> **SET EXERCISE**
Return every entry exactly.

Items listed in a dataset
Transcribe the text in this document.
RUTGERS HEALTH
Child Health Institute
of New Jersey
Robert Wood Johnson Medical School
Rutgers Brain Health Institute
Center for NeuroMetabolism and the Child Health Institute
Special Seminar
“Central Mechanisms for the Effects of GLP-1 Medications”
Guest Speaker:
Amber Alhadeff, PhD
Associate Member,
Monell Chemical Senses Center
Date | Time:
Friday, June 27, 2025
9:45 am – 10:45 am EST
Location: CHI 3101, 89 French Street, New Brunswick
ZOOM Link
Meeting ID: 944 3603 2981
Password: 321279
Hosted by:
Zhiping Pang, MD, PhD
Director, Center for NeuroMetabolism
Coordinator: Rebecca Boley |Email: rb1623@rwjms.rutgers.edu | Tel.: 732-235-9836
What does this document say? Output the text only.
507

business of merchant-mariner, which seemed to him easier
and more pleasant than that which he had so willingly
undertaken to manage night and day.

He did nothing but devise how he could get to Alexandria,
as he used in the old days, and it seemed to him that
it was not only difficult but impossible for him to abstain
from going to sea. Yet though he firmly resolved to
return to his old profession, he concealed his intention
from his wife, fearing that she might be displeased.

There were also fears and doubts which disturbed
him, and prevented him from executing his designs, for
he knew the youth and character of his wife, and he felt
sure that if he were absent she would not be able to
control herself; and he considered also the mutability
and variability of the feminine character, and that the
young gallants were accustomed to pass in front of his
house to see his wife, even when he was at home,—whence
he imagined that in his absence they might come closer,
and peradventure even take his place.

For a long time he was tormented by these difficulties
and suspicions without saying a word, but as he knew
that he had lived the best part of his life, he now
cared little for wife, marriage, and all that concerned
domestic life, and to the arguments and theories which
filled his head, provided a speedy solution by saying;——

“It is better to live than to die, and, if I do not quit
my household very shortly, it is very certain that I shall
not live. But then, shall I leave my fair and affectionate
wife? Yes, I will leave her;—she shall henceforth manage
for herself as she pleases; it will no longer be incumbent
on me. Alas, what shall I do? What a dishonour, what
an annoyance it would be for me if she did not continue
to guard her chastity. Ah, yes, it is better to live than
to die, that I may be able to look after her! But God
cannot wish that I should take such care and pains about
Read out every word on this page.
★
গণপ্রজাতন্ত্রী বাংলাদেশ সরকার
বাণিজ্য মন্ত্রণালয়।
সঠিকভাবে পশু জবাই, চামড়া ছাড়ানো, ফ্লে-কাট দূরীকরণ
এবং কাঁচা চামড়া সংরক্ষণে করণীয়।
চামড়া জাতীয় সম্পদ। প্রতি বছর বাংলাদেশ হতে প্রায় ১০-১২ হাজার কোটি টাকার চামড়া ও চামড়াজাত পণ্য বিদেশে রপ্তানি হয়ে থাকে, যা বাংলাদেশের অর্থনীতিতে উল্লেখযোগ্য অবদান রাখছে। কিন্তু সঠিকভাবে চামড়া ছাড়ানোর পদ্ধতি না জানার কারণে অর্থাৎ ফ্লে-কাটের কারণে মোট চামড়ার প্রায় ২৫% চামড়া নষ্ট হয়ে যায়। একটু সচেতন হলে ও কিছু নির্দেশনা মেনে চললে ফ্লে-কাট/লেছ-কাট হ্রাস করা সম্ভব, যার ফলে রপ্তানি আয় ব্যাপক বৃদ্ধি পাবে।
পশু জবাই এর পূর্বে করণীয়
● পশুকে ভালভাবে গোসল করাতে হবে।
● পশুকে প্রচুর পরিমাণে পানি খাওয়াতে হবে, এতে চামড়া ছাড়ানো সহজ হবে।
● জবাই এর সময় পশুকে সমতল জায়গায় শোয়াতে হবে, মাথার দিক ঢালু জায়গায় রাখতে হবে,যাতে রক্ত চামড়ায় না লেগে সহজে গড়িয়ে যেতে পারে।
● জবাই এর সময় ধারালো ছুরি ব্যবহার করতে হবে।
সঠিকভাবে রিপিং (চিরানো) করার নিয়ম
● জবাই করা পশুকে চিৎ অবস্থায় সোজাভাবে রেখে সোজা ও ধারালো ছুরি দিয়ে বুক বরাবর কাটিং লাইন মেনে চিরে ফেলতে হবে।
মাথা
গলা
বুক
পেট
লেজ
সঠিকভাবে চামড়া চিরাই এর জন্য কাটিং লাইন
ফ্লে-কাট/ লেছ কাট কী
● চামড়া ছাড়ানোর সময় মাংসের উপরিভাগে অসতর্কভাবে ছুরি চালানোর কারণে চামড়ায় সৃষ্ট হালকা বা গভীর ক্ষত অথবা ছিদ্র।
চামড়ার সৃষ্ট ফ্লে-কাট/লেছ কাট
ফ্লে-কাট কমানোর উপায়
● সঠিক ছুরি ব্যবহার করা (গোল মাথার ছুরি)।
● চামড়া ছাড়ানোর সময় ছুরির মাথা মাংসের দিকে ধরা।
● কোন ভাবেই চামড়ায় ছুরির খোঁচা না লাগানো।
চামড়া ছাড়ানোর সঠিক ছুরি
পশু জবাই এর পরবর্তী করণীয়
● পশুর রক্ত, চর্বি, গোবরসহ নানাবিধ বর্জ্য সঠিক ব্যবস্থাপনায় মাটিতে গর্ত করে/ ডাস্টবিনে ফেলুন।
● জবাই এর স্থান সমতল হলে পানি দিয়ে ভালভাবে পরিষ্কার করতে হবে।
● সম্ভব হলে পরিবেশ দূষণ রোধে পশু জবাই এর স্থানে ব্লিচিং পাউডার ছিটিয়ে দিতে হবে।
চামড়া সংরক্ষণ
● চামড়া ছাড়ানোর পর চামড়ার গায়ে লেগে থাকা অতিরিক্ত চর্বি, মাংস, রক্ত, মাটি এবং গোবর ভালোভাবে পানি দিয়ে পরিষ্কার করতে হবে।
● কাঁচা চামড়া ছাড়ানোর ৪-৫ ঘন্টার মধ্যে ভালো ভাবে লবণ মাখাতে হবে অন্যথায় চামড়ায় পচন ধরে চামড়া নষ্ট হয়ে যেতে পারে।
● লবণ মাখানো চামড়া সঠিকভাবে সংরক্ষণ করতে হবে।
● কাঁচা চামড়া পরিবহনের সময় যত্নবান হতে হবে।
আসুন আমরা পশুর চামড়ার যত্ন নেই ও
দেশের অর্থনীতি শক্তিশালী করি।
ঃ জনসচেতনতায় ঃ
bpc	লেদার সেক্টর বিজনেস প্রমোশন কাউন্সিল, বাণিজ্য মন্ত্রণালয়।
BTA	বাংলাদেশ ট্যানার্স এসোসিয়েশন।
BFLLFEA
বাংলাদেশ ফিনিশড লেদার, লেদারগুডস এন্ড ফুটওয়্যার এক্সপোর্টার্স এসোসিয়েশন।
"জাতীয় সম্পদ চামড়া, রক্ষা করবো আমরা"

> **WRITTEN REPLY**
Transcribe the text in this document.
RUTGERS HEALTH
Child Health Institute
of New Jersey
Robert Wood Johnson Medical School
Rutgers Brain Health Institute
Center for NeuroMetabolism and the Child Health Institute
Special Seminar
“Central Mechanisms for the Effects of GLP-1 Medications”
Guest Speaker:
Amber Alhadeff, PhD
Associate Member,
Monell Chemical Senses Center
Date | Time:
Friday, June 27, 2025
9:45 am – 10:45 am EST
Location: CHI 3101, 89 French Street, New Brunswick
ZOOM Link
Meeting ID: 944 3603 2981
Password: 321279
Hosted by:
Zhiping Pang, MD, PhD
Director, Center for NeuroMetabolism
Coordinator: Rebecca Boley |Email: rb1623@rwjms.rutgers.edu | Tel.: 732-235-9836
What does this document say? Output the text only.
507

business of merchant-mariner, which seemed to him easier
and more pleasant than that which he had so willingly
undertaken to manage night and day.

He did nothing but devise how he could get to Alexandria,
as he used in the old days, and it seemed to him that
it was not only difficult but impossible for him to abstain
from going to sea. Yet though he firmly resolved to
return to his old profession, he concealed his intention
from his wife, fearing that she might be displeased.

There were also fears and doubts which disturbed
him, and prevented him from executing his designs, for
he knew the youth and character of his wife, and he felt
sure that if he were absent she would not be able to
control herself; and he considered also the mutability
and variability of the feminine character, and that the
young gallants were accustomed to pass in front of his
house to see his wife, even when he was at home,—whence
he imagined that in his absence they might come closer,
and peradventure even take his place.

For a long time he was tormented by these difficulties
and suspicions without saying a word, but as he knew
that he had lived the best part of his life, he now
cared little for wife, marriage, and all that concerned
domestic life, and to the arguments and theories which
filled his head, provided a speedy solution by saying;——

“It is better to live than to die, and, if I do not quit
my household very shortly, it is very certain that I shall
not live. But then, shall I leave my fair and affectionate
wife? Yes, I will leave her;—she shall henceforth manage
for herself as she pleases; it will no longer be incumbent
on me. Alas, what shall I do? What a dishonour, what
an annoyance it would be for me if she did not continue
to guard her chastity. Ah, yes, it is better to live than
to die, that I may be able to look after her! But God
cannot wish that I should take such care and pains about
Read out every word on this page.
★
গণপ্রজাতন্ত্রী বাংলাদেশ সরকার
বাণিজ্য মন্ত্রণালয়।
সঠিকভাবে পশু জবাই, চামড়া ছাড়ানো, ফ্লে-কাট দূরীকরণ
এবং কাঁচা চামড়া সংরক্ষণে করণীয়।
চামড়া জাতীয় সম্পদ। প্রতি বছর বাংলাদেশ হতে প্রায় ১০-১২ হাজার কোটি টাকার চামড়া ও চামড়াজাত পণ্য বিদেশে রপ্তানি হয়ে থাকে, যা বাংলাদেশের অর্থনীতিতে উল্লেখযোগ্য অবদান রাখছে। কিন্তু সঠিকভাবে চামড়া ছাড়ানোর পদ্ধতি না জানার কারণে অর্থাৎ ফ্লে-কাটের কারণে মোট চামড়ার প্রায় ২৫% চামড়া নষ্ট হয়ে যায়। একটু সচেতন হলে ও কিছু নির্দেশনা মেনে চললে ফ্লে-কাট/লেছ-কাট হ্রাস করা সম্ভব, যার ফলে রপ্তানি আয় ব্যাপক বৃদ্ধি পাবে।
পশু জবাই এর পূর্বে করণীয়
● পশুকে ভালভাবে গোসল করাতে হবে।
● পশুকে প্রচুর পরিমাণে পানি খাওয়াতে হবে, এতে চামড়া ছাড়ানো সহজ হবে।
● জবাই এর সময় পশুকে সমতল জায়গায় শোয়াতে হবে, মাথার দিক ঢালু জায়গায় রাখতে হবে,যাতে রক্ত চামড়ায় না লেগে সহজে গড়িয়ে যেতে পারে।
● জবাই এর সময় ধারালো ছুরি ব্যবহার করতে হবে।
সঠিকভাবে রিপিং (চিরানো) করার নিয়ম
● জবাই করা পশুকে চিৎ অবস্থায় সোজাভাবে রেখে সোজা ও ধারালো ছুরি দিয়ে বুক বরাবর কাটিং লাইন মেনে চিরে ফেলতে হবে।
মাথা
গলা
বুক
পেট
লেজ
সঠিকভাবে চামড়া চিরাই এর জন্য কাটিং লাইন
ফ্লে-কাট/ লেছ কাট কী
● চামড়া ছাড়ানোর সময় মাংসের উপরিভাগে অসতর্কভাবে ছুরি চালানোর কারণে চামড়ায় সৃষ্ট হালকা বা গভীর ক্ষত অথবা ছিদ্র।
চামড়ার সৃষ্ট ফ্লে-কাট/লেছ কাট
ফ্লে-কাট কমানোর উপায়
● সঠিক ছুরি ব্যবহার করা (গোল মাথার ছুরি)।
● চামড়া ছাড়ানোর সময় ছুরির মাথা মাংসের দিকে ধরা।
● কোন ভাবেই চামড়ায় ছুরির খোঁচা না লাগানো।
চামড়া ছাড়ানোর সঠিক ছুরি
পশু জবাই এর পরবর্তী করণীয়
● পশুর রক্ত, চর্বি, গোবরসহ নানাবিধ বর্জ্য সঠিক ব্যবস্থাপনায় মাটিতে গর্ত করে/ ডাস্টবিনে ফেলুন।
● জবাই এর স্থান সমতল হলে পানি দিয়ে ভালভাবে পরিষ্কার করতে হবে।
● সম্ভব হলে পরিবেশ দূষণ রোধে পশু জবাই এর স্থানে ব্লিচিং পাউডার ছিটিয়ে দিতে হবে।
চামড়া সংরক্ষণ
● চামড়া ছাড়ানোর পর চামড়ার গায়ে লেগে থাকা অতিরিক্ত চর্বি, মাংস, রক্ত, মাটি এবং গোবর ভালোভাবে পানি দিয়ে পরিষ্কার করতে হবে।
● কাঁচা চামড়া ছাড়ানোর ৪-৫ ঘন্টার মধ্যে ভালো ভাবে লবণ মাখাতে হবে অন্যথায় চামড়ায় পচন ধরে চামড়া নষ্ট হয়ে যেতে পারে।
● লবণ মাখানো চামড়া সঠিকভাবে সংরক্ষণ করতে হবে।
● কাঁচা চামড়া পরিবহনের সময় যত্নবান হতে হবে।
আসুন আমরা পশুর চামড়ার যত্ন নেই ও
দেশের অর্থনীতি শক্তিশালী করি।
ঃ জনসচেতনতায় ঃ
bpc	লেদার সেক্টর বিজনেস প্রমোশন কাউন্সিল, বাণিজ্য মন্ত্রণালয়।
BTA	বাংলাদেশ ট্যানার্স এসোসিয়েশন।
BFLLFEA
বাংলাদেশ ফিনিশড লেদার, লেদারগুডস এন্ড ফুটওয়্যার এক্সপোর্টার্স এসোসিয়েশন।
"জাতীয় সম্পদ চামড়া, রক্ষা করবো আমরা"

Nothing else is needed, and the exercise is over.